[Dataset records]
______

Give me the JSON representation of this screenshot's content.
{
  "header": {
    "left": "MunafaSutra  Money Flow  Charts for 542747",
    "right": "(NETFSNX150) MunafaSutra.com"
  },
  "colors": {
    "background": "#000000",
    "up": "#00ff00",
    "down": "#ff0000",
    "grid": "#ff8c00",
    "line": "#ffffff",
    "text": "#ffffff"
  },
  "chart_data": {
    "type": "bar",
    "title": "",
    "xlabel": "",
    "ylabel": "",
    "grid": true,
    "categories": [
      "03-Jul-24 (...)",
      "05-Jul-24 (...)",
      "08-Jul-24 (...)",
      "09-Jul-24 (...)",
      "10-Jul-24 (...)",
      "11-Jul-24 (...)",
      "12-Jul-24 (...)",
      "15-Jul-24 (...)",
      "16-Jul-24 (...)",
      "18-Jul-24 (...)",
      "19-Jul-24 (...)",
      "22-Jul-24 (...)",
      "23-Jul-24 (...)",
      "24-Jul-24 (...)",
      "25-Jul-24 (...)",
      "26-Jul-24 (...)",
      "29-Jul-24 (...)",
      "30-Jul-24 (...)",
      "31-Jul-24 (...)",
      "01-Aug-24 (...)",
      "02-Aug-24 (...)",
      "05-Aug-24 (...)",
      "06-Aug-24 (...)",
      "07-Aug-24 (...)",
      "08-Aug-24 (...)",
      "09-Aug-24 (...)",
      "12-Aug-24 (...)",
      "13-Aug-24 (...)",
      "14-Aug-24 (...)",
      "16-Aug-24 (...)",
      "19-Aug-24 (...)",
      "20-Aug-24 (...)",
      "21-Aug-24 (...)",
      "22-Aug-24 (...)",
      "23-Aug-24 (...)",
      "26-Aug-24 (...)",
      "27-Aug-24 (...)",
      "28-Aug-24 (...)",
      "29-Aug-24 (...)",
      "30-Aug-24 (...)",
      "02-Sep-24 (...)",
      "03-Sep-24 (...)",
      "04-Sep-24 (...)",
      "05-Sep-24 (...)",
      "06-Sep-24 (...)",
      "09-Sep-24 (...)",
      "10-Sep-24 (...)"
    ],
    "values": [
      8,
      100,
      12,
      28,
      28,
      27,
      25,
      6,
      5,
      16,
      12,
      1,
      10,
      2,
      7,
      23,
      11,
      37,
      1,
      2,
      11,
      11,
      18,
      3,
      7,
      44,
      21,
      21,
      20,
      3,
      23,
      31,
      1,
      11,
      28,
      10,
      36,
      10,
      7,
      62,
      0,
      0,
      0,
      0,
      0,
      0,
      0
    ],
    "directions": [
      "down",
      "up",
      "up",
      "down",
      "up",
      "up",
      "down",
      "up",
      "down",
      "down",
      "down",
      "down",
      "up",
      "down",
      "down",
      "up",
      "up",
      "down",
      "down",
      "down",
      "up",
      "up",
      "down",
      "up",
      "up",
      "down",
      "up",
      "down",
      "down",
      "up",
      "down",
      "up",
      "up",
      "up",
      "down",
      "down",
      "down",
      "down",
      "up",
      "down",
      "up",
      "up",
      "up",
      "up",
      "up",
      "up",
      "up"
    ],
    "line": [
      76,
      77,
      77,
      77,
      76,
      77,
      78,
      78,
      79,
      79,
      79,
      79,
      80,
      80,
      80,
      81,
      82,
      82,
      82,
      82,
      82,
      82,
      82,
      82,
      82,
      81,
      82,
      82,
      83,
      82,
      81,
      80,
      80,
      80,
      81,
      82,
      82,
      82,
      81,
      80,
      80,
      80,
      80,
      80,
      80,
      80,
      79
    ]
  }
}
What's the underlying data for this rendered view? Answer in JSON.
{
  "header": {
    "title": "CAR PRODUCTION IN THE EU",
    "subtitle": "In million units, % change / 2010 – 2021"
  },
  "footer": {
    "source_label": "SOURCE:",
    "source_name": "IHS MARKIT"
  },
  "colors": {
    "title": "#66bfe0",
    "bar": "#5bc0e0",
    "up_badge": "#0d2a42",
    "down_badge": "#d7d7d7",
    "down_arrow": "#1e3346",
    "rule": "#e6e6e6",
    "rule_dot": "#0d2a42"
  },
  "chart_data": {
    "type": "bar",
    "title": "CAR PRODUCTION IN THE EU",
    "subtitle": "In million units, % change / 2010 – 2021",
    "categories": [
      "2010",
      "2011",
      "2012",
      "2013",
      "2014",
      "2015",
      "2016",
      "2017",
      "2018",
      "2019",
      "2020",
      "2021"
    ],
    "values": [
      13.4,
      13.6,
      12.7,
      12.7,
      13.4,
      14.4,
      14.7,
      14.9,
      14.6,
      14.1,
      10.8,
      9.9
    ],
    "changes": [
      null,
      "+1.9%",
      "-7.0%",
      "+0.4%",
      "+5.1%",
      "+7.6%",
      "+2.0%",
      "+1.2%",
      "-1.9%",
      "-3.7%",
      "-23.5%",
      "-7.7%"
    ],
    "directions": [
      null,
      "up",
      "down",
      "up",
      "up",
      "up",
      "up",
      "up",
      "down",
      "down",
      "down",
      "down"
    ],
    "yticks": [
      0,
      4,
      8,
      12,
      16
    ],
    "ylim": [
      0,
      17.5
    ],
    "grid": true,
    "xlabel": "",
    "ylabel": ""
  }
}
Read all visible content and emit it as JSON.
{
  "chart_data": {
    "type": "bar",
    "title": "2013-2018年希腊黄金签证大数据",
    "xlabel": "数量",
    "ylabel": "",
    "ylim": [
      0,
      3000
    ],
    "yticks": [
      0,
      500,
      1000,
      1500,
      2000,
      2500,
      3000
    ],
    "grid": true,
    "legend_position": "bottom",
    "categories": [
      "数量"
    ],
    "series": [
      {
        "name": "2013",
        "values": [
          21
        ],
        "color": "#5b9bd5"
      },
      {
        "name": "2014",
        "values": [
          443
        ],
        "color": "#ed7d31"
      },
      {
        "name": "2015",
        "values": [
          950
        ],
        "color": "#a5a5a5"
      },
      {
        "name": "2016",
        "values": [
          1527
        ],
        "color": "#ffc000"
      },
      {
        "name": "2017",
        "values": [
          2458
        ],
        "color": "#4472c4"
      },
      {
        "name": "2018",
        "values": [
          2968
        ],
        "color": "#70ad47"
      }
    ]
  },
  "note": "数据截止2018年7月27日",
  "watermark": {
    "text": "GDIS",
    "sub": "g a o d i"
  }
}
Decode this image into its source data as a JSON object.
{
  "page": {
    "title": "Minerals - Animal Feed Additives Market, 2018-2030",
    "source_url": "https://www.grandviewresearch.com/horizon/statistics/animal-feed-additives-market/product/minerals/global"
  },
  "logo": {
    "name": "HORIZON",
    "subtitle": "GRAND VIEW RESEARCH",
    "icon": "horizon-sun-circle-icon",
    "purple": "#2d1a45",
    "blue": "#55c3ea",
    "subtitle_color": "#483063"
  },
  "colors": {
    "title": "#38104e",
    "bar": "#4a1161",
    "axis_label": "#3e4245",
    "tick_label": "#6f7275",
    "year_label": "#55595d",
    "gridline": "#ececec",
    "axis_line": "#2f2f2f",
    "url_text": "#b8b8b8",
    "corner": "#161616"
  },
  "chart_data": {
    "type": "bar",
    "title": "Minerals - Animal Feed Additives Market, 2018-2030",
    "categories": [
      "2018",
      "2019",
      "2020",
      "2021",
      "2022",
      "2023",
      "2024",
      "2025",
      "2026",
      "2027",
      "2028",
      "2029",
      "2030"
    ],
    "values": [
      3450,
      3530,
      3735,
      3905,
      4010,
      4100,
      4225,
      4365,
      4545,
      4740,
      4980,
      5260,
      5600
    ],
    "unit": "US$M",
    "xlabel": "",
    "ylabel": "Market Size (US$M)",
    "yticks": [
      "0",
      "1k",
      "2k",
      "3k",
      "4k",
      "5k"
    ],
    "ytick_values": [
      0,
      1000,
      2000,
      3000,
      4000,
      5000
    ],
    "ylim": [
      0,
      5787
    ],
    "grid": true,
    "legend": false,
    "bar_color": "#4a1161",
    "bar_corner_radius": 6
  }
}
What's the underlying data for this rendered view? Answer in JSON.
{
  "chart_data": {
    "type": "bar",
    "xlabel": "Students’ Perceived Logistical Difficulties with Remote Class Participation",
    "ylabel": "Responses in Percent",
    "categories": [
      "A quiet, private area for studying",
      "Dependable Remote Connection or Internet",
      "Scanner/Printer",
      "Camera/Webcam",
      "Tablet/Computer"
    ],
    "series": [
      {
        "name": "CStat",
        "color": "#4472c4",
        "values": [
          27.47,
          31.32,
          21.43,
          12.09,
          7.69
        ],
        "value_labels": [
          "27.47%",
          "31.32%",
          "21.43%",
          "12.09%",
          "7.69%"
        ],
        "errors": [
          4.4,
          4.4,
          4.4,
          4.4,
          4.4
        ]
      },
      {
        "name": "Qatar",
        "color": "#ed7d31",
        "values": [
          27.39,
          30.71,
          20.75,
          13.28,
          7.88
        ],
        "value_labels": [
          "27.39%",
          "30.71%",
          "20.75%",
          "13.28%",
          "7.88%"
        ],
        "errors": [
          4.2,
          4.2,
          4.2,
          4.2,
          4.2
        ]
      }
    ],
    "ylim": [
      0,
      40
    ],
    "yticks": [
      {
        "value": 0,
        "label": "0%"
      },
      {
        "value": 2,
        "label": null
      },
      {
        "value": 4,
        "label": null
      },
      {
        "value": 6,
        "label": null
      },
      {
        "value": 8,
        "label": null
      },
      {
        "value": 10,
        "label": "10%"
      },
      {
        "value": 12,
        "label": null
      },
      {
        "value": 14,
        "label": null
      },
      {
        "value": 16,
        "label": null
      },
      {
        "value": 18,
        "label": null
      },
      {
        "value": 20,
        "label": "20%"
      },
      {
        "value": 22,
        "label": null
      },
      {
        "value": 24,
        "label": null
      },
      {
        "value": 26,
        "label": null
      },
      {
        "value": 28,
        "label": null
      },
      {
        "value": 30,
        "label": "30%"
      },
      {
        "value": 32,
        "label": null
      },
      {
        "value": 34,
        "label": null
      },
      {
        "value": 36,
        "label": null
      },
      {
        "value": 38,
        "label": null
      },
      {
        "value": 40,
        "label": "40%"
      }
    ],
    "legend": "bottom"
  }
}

______

PROMPT
Provide only the number of lines in the entries that hold the word "ylabel".

CORRECT ANSWER
5